:: Task ::
Repeat exactly each line of the data provided below.

:: The records ::
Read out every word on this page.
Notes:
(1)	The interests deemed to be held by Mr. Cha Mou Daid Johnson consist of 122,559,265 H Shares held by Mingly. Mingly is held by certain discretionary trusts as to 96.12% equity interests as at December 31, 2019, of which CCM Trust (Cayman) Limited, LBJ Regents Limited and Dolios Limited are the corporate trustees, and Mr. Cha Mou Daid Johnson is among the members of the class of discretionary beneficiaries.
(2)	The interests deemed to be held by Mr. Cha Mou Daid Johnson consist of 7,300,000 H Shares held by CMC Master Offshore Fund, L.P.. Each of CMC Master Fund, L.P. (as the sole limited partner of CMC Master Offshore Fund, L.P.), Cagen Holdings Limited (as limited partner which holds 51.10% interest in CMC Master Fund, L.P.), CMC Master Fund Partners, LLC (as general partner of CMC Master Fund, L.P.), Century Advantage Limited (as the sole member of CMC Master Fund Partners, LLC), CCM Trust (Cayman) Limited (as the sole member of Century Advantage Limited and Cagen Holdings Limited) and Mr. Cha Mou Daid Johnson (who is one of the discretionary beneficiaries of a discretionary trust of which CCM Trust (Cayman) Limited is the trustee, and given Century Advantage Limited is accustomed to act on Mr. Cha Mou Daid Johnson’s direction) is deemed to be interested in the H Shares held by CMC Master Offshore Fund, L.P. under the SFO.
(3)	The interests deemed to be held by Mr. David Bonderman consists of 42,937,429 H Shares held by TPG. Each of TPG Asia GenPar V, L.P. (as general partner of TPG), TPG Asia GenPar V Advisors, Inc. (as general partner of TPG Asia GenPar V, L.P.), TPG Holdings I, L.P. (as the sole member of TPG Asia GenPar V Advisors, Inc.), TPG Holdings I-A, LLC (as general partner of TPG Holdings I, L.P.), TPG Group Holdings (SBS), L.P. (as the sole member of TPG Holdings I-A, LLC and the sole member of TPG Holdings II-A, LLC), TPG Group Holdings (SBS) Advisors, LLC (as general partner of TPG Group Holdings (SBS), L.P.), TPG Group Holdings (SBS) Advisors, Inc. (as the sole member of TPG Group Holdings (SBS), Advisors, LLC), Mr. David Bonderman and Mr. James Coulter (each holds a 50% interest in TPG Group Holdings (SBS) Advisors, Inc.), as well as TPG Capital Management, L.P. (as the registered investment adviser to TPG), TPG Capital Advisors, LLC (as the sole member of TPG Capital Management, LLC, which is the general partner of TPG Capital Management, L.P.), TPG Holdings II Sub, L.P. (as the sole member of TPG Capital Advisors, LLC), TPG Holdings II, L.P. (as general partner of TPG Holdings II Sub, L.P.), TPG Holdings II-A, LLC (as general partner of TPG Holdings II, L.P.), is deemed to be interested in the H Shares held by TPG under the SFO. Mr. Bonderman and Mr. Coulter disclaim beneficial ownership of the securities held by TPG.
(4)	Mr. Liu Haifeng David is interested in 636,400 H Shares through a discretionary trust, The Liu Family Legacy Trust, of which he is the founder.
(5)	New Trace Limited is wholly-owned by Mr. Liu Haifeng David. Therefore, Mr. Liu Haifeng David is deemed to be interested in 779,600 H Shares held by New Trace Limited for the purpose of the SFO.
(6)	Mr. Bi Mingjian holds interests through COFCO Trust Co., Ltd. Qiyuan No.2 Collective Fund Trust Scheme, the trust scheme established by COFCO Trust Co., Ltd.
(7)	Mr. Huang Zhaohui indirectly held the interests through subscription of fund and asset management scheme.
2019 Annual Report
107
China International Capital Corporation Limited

:: Finished answer ::
Read out every word on this page.
Notes:
(1)	The interests deemed to be held by Mr. Cha Mou Daid Johnson consist of 122,559,265 H Shares held by Mingly. Mingly is held by certain discretionary trusts as to 96.12% equity interests as at December 31, 2019, of which CCM Trust (Cayman) Limited, LBJ Regents Limited and Dolios Limited are the corporate trustees, and Mr. Cha Mou Daid Johnson is among the members of the class of discretionary beneficiaries.
(2)	The interests deemed to be held by Mr. Cha Mou Daid Johnson consist of 7,300,000 H Shares held by CMC Master Offshore Fund, L.P.. Each of CMC Master Fund, L.P. (as the sole limited partner of CMC Master Offshore Fund, L.P.), Cagen Holdings Limited (as limited partner which holds 51.10% interest in CMC Master Fund, L.P.), CMC Master Fund Partners, LLC (as general partner of CMC Master Fund, L.P.), Century Advantage Limited (as the sole member of CMC Master Fund Partners, LLC), CCM Trust (Cayman) Limited (as the sole member of Century Advantage Limited and Cagen Holdings Limited) and Mr. Cha Mou Daid Johnson (who is one of the discretionary beneficiaries of a discretionary trust of which CCM Trust (Cayman) Limited is the trustee, and given Century Advantage Limited is accustomed to act on Mr. Cha Mou Daid Johnson’s direction) is deemed to be interested in the H Shares held by CMC Master Offshore Fund, L.P. under the SFO.
(3)	The interests deemed to be held by Mr. David Bonderman consists of 42,937,429 H Shares held by TPG. Each of TPG Asia GenPar V, L.P. (as general partner of TPG), TPG Asia GenPar V Advisors, Inc. (as general partner of TPG Asia GenPar V, L.P.), TPG Holdings I, L.P. (as the sole member of TPG Asia GenPar V Advisors, Inc.), TPG Holdings I-A, LLC (as general partner of TPG Holdings I, L.P.), TPG Group Holdings (SBS), L.P. (as the sole member of TPG Holdings I-A, LLC and the sole member of TPG Holdings II-A, LLC), TPG Group Holdings (SBS) Advisors, LLC (as general partner of TPG Group Holdings (SBS), L.P.), TPG Group Holdings (SBS) Advisors, Inc. (as the sole member of TPG Group Holdings (SBS), Advisors, LLC), Mr. David Bonderman and Mr. James Coulter (each holds a 50% interest in TPG Group Holdings (SBS) Advisors, Inc.), as well as TPG Capital Management, L.P. (as the registered investment adviser to TPG), TPG Capital Advisors, LLC (as the sole member of TPG Capital Management, LLC, which is the general partner of TPG Capital Management, L.P.), TPG Holdings II Sub, L.P. (as the sole member of TPG Capital Advisors, LLC), TPG Holdings II, L.P. (as general partner of TPG Holdings II Sub, L.P.), TPG Holdings II-A, LLC (as general partner of TPG Holdings II, L.P.), is deemed to be interested in the H Shares held by TPG under the SFO. Mr. Bonderman and Mr. Coulter disclaim beneficial ownership of the securities held by TPG.
(4)	Mr. Liu Haifeng David is interested in 636,400 H Shares through a discretionary trust, The Liu Family Legacy Trust, of which he is the founder.
(5)	New Trace Limited is wholly-owned by Mr. Liu Haifeng David. Therefore, Mr. Liu Haifeng David is deemed to be interested in 779,600 H Shares held by New Trace Limited for the purpose of the SFO.
(6)	Mr. Bi Mingjian holds interests through COFCO Trust Co., Ltd. Qiyuan No.2 Collective Fund Trust Scheme, the trust scheme established by COFCO Trust Co., Ltd.
(7)	Mr. Huang Zhaohui indirectly held the interests through subscription of fund and asset management scheme.
2019 Annual Report
107
China International Capital Corporation Limited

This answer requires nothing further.